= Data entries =
=-=-=
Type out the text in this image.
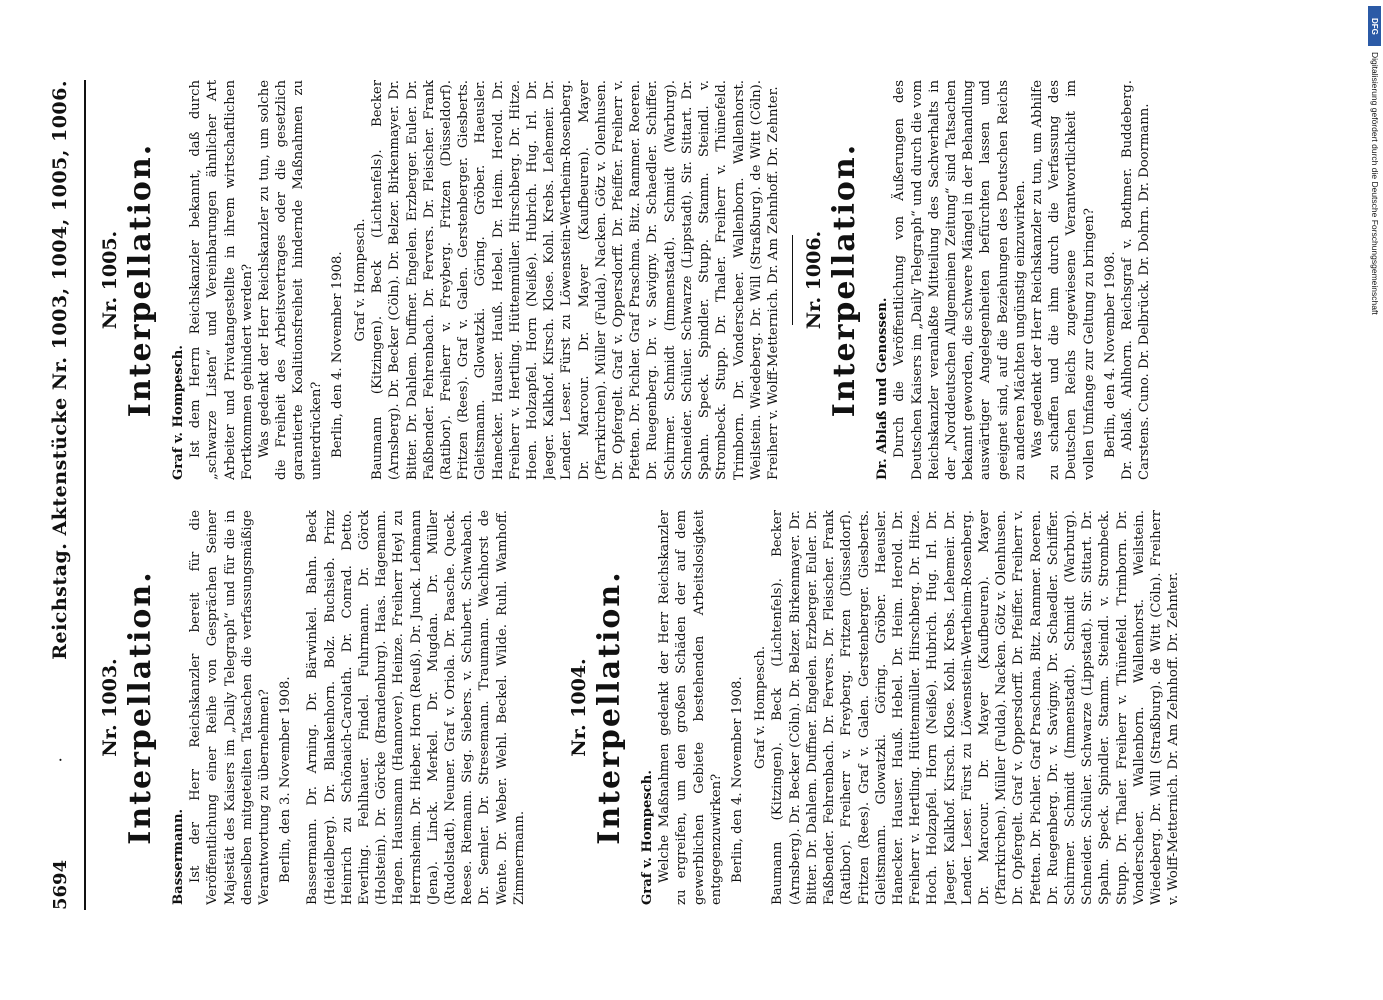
DFG
Digitalisierung gefördert durch die Deutsche Forschungsgemeinschaft
5694
·
Reichstag. Aktenstücke Nr. 1003, 1004, 1005, 1006.
Nr. 1003. Interpellation.

Bassermann. Ist der Herr Reichskanzler bereit für die Veröffentlichung einer Reihe von Gesprächen Seiner Majestät des Kaisers im „Daily Telegraph“ und für die in denselben mitgeteilten Tatsachen die verfassungsmäßige Verantwortung zu übernehmen? Berlin, den 3. November 1908. Bassermann. Dr. Arning. Dr. Bärwinkel. Bahn. Beck (Heidelberg). Dr. Blankenhorn. Bolz. Buchsieb. Prinz Heinrich zu Schönaich-Carolath. Dr. Conrad. Detto. Everling. Fehlhauer. Findel. Fuhrmann. Dr. Görck (Holstein). Dr. Görcke (Brandenburg). Haas. Hagemann. Hagen. Hausmann (Hannover). Heinze. Freiherr Heyl zu Herrnsheim. Dr. Hieber. Horn (Reuß). Dr. Junck. Lehmann (Jena). Linck. Merkel. Dr. Mugdan. Dr. Müller (Rudolstadt). Neuner. Graf v. Oriola. Dr. Paasche. Queck. Reese. Riemann. Sieg. Siebers. v. Schubert. Schwabach. Dr. Semler. Dr. Stresemann. Traumann. Wachhorst de Wente. Dr. Weber. Wehl. Beckel. Wilde. Ruhl. Wamhoff. Zimmermann.

Nr. 1004. Interpellation. Graf v. Hompesch. Welche Maßnahmen gedenkt der Herr Reichskanzler zu ergreifen, um den großen Schäden der auf dem gewerblichen Gebiete bestehenden Arbeitslosigkeit entgegenzuwirken? Berlin, den 4. November 1908. Graf v. Hompesch. Baumann (Kitzingen). Beck (Lichtenfels). Becker (Arnsberg). Dr. Becker (Cöln). Dr. Belzer. Birkenmayer. Dr. Bitter. Dr. Dahlem. Duffner. Engelen. Erzberger. Euler. Dr. Faßbender. Fehrenbach. Dr. Fervers. Dr. Fleischer. Frank (Ratibor). Freiherr v. Freyberg. Fritzen (Düsseldorf). Fritzen (Rees). Graf v. Galen. Gerstenberger. Giesberts. Gleitsmann. Glowatzki. Göring. Gröber. Haeusler. Hanecker. Hauser. Hauß. Hebel. Dr. Heim. Herold. Dr. Freiherr v. Hertling. Hüttenmüller. Hirschberg. Dr. Hitze. Hoch. Holzapfel. Horn (Neiße). Hubrich. Hug. Irl. Dr. Jaeger. Kalkhof. Kirsch. Klose. Kohl. Krebs. Lehemeir. Dr. Lender. Leser. Fürst zu Löwenstein-Wertheim-Rosenberg. Dr. Marcour. Dr. Mayer (Kaufbeuren). Mayer (Pfarrkirchen). Müller (Fulda). Nacken. Götz v. Olenhusen. Dr. Opfergelt. Graf v. Oppersdorff. Dr. Pfeiffer. Freiherr v. Pfetten. Dr. Pichler. Graf Praschma. Bitz. Rammer. Roeren. Dr. Ruegenberg. Dr. v. Savigny. Dr. Schaedler. Schiffer. Schirmer. Schmidt (Immenstadt). Schmidt (Warburg). Schneider. Schüler. Schwarze (Lippstadt). Sir. Sittart. Dr. Spahn. Speck. Spindler. Stamm. Steindl. v. Strombeck. Stupp. Dr. Thaler. Freiherr v. Thünefeld. Trimborn. Dr. Vonderscheer. Wallenborn. Wallenhorst. Weilstein. Wiedeberg. Dr. Will (Straßburg). de Witt (Cöln). Freiherr v. Wolff-Metternich. Dr. Am Zehnhoff. Dr. Zehnter.

Nr. 1005. Interpellation. Graf v. Hompesch. Ist dem Herrn Reichskanzler bekannt, daß durch „schwarze Listen“ und Vereinbarungen ähnlicher Art Arbeiter und Privatangestellte in ihrem wirtschaftlichen Fortkommen gehindert werden? Was gedenkt der Herr Reichskanzler zu tun, um solche die Freiheit des Arbeitsvertrages oder die gesetzlich garantierte Koalitionsfreiheit hindernde Maßnahmen zu unterdrücken? Berlin, den 4. November 1908. Graf v. Hompesch. Baumann (Kitzingen). Beck (Lichtenfels). Becker (Arnsberg). Dr. Becker (Cöln). Dr. Belzer. Birkenmayer. Dr. Bitter. Dr. Dahlem. Duffner. Engelen. Erzberger. Euler. Dr. Faßbender. Fehrenbach. Dr. Fervers. Dr. Fleischer. Frank (Ratibor). Freiherr v. Freyberg. Fritzen (Düsseldorf). Fritzen (Rees). Graf v. Galen. Gerstenberger. Giesberts. Gleitsmann. Glowatzki. Göring. Gröber. Haeusler. Hanecker. Hauser. Hauß. Hebel. Dr. Heim. Herold. Dr. Freiherr v. Hertling. Hüttenmüller. Hirschberg. Dr. Hitze. Hoen. Holzapfel. Horn (Neiße). Hubrich. Hug. Irl. Dr. Jaeger. Kalkhof. Kirsch. Klose. Kohl. Krebs. Lehemeir. Dr. Lender. Leser. Fürst zu Löwenstein-Wertheim-Rosenberg. Dr. Marcour. Dr. Mayer (Kaufbeuren). Mayer (Pfarrkirchen). Müller (Fulda). Nacken. Götz v. Olenhusen. Dr. Opfergelt. Graf v. Oppersdorff. Dr. Pfeiffer. Freiherr v. Pfetten. Dr. Pichler. Graf Praschma. Bitz. Rammer. Roeren. Dr. Ruegenberg. Dr. v. Savigny. Dr. Schaedler. Schiffer. Schirmer. Schmidt (Immenstadt). Schmidt (Warburg). Schneider. Schüler. Schwarze (Lippstadt). Sir. Sittart. Dr. Spahn. Speck. Spindler. Stupp. Stamm. Steindl. v. Strombeck. Stupp. Dr. Thaler. Freiherr v. Thünefeld. Trimborn. Dr. Vonderscheer. Wallenborn. Wallenhorst. Weilstein. Wiedeberg. Dr. Will (Straßburg). de Witt (Cöln). Freiherr v. Wolff-Metternich. Dr. Am Zehnhoff. Dr. Zehnter. Nr. 1006. Interpellation. Dr. Ablaß und Genossen. Durch die Veröffentlichung von Äußerungen des Deutschen Kaisers im „Daily Telegraph“ und durch die vom Reichskanzler veranlaßte Mitteilung des Sachverhalts in der „Norddeutschen Allgemeinen Zeitung“ sind Tatsachen bekannt geworden, die schwere Mängel in der Behandlung auswärtiger Angelegenheiten befürchten lassen und geeignet sind, auf die Beziehungen des Deutschen Reichs zu anderen Mächten ungünstig einzuwirken. Was gedenkt der Herr Reichskanzler zu tun, um Abhilfe zu schaffen und die ihm durch die Verfassung des Deutschen Reichs zugewiesene Verantwortlichkeit im vollen Umfange zur Geltung zu bringen? Berlin, den 4. November 1908. Dr. Ablaß. Ahlhorn. Reichsgraf v. Bothmer. Buddeberg. Carstens. Cuno. Dr. Delbrück. Dr. Dohrn. Dr. Doormann.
=-=-=
= PROBLEM TO WORK ON =
Set down all the entries exactly as they appear, but skip any pictures.

= CORRECT RESULT =
Type out the text in this image.
DFG
Digitalisierung gefördert durch die Deutsche Forschungsgemeinschaft
5694
·
Reichstag. Aktenstücke Nr. 1003, 1004, 1005, 1006.
Nr. 1003. Interpellation.

Bassermann. Ist der Herr Reichskanzler bereit für die Veröffentlichung einer Reihe von Gesprächen Seiner Majestät des Kaisers im „Daily Telegraph“ und für die in denselben mitgeteilten Tatsachen die verfassungsmäßige Verantwortung zu übernehmen? Berlin, den 3. November 1908. Bassermann. Dr. Arning. Dr. Bärwinkel. Bahn. Beck (Heidelberg). Dr. Blankenhorn. Bolz. Buchsieb. Prinz Heinrich zu Schönaich-Carolath. Dr. Conrad. Detto. Everling. Fehlhauer. Findel. Fuhrmann. Dr. Görck (Holstein). Dr. Görcke (Brandenburg). Haas. Hagemann. Hagen. Hausmann (Hannover). Heinze. Freiherr Heyl zu Herrnsheim. Dr. Hieber. Horn (Reuß). Dr. Junck. Lehmann (Jena). Linck. Merkel. Dr. Mugdan. Dr. Müller (Rudolstadt). Neuner. Graf v. Oriola. Dr. Paasche. Queck. Reese. Riemann. Sieg. Siebers. v. Schubert. Schwabach. Dr. Semler. Dr. Stresemann. Traumann. Wachhorst de Wente. Dr. Weber. Wehl. Beckel. Wilde. Ruhl. Wamhoff. Zimmermann.

Nr. 1004. Interpellation. Graf v. Hompesch. Welche Maßnahmen gedenkt der Herr Reichskanzler zu ergreifen, um den großen Schäden der auf dem gewerblichen Gebiete bestehenden Arbeitslosigkeit entgegenzuwirken? Berlin, den 4. November 1908. Graf v. Hompesch. Baumann (Kitzingen). Beck (Lichtenfels). Becker (Arnsberg). Dr. Becker (Cöln). Dr. Belzer. Birkenmayer. Dr. Bitter. Dr. Dahlem. Duffner. Engelen. Erzberger. Euler. Dr. Faßbender. Fehrenbach. Dr. Fervers. Dr. Fleischer. Frank (Ratibor). Freiherr v. Freyberg. Fritzen (Düsseldorf). Fritzen (Rees). Graf v. Galen. Gerstenberger. Giesberts. Gleitsmann. Glowatzki. Göring. Gröber. Haeusler. Hanecker. Hauser. Hauß. Hebel. Dr. Heim. Herold. Dr. Freiherr v. Hertling. Hüttenmüller. Hirschberg. Dr. Hitze. Hoch. Holzapfel. Horn (Neiße). Hubrich. Hug. Irl. Dr. Jaeger. Kalkhof. Kirsch. Klose. Kohl. Krebs. Lehemeir. Dr. Lender. Leser. Fürst zu Löwenstein-Wertheim-Rosenberg. Dr. Marcour. Dr. Mayer (Kaufbeuren). Mayer (Pfarrkirchen). Müller (Fulda). Nacken. Götz v. Olenhusen. Dr. Opfergelt. Graf v. Oppersdorff. Dr. Pfeiffer. Freiherr v. Pfetten. Dr. Pichler. Graf Praschma. Bitz. Rammer. Roeren. Dr. Ruegenberg. Dr. v. Savigny. Dr. Schaedler. Schiffer. Schirmer. Schmidt (Immenstadt). Schmidt (Warburg). Schneider. Schüler. Schwarze (Lippstadt). Sir. Sittart. Dr. Spahn. Speck. Spindler. Stamm. Steindl. v. Strombeck. Stupp. Dr. Thaler. Freiherr v. Thünefeld. Trimborn. Dr. Vonderscheer. Wallenborn. Wallenhorst. Weilstein. Wiedeberg. Dr. Will (Straßburg). de Witt (Cöln). Freiherr v. Wolff-Metternich. Dr. Am Zehnhoff. Dr. Zehnter.

Nr. 1005. Interpellation. Graf v. Hompesch. Ist dem Herrn Reichskanzler bekannt, daß durch „schwarze Listen“ und Vereinbarungen ähnlicher Art Arbeiter und Privatangestellte in ihrem wirtschaftlichen Fortkommen gehindert werden? Was gedenkt der Herr Reichskanzler zu tun, um solche die Freiheit des Arbeitsvertrages oder die gesetzlich garantierte Koalitionsfreiheit hindernde Maßnahmen zu unterdrücken? Berlin, den 4. November 1908. Graf v. Hompesch. Baumann (Kitzingen). Beck (Lichtenfels). Becker (Arnsberg). Dr. Becker (Cöln). Dr. Belzer. Birkenmayer. Dr. Bitter. Dr. Dahlem. Duffner. Engelen. Erzberger. Euler. Dr. Faßbender. Fehrenbach. Dr. Fervers. Dr. Fleischer. Frank (Ratibor). Freiherr v. Freyberg. Fritzen (Düsseldorf). Fritzen (Rees). Graf v. Galen. Gerstenberger. Giesberts. Gleitsmann. Glowatzki. Göring. Gröber. Haeusler. Hanecker. Hauser. Hauß. Hebel. Dr. Heim. Herold. Dr. Freiherr v. Hertling. Hüttenmüller. Hirschberg. Dr. Hitze. Hoen. Holzapfel. Horn (Neiße). Hubrich. Hug. Irl. Dr. Jaeger. Kalkhof. Kirsch. Klose. Kohl. Krebs. Lehemeir. Dr. Lender. Leser. Fürst zu Löwenstein-Wertheim-Rosenberg. Dr. Marcour. Dr. Mayer (Kaufbeuren). Mayer (Pfarrkirchen). Müller (Fulda). Nacken. Götz v. Olenhusen. Dr. Opfergelt. Graf v. Oppersdorff. Dr. Pfeiffer. Freiherr v. Pfetten. Dr. Pichler. Graf Praschma. Bitz. Rammer. Roeren. Dr. Ruegenberg. Dr. v. Savigny. Dr. Schaedler. Schiffer. Schirmer. Schmidt (Immenstadt). Schmidt (Warburg). Schneider. Schüler. Schwarze (Lippstadt). Sir. Sittart. Dr. Spahn. Speck. Spindler. Stupp. Stamm. Steindl. v. Strombeck. Stupp. Dr. Thaler. Freiherr v. Thünefeld. Trimborn. Dr. Vonderscheer. Wallenborn. Wallenhorst. Weilstein. Wiedeberg. Dr. Will (Straßburg). de Witt (Cöln). Freiherr v. Wolff-Metternich. Dr. Am Zehnhoff. Dr. Zehnter. Nr. 1006. Interpellation. Dr. Ablaß und Genossen. Durch die Veröffentlichung von Äußerungen des Deutschen Kaisers im „Daily Telegraph“ und durch die vom Reichskanzler veranlaßte Mitteilung des Sachverhalts in der „Norddeutschen Allgemeinen Zeitung“ sind Tatsachen bekannt geworden, die schwere Mängel in der Behandlung auswärtiger Angelegenheiten befürchten lassen und geeignet sind, auf die Beziehungen des Deutschen Reichs zu anderen Mächten ungünstig einzuwirken. Was gedenkt der Herr Reichskanzler zu tun, um Abhilfe zu schaffen und die ihm durch die Verfassung des Deutschen Reichs zugewiesene Verantwortlichkeit im vollen Umfange zur Geltung zu bringen? Berlin, den 4. November 1908. Dr. Ablaß. Ahlhorn. Reichsgraf v. Bothmer. Buddeberg. Carstens. Cuno. Dr. Delbrück. Dr. Dohrn. Dr. Doormann.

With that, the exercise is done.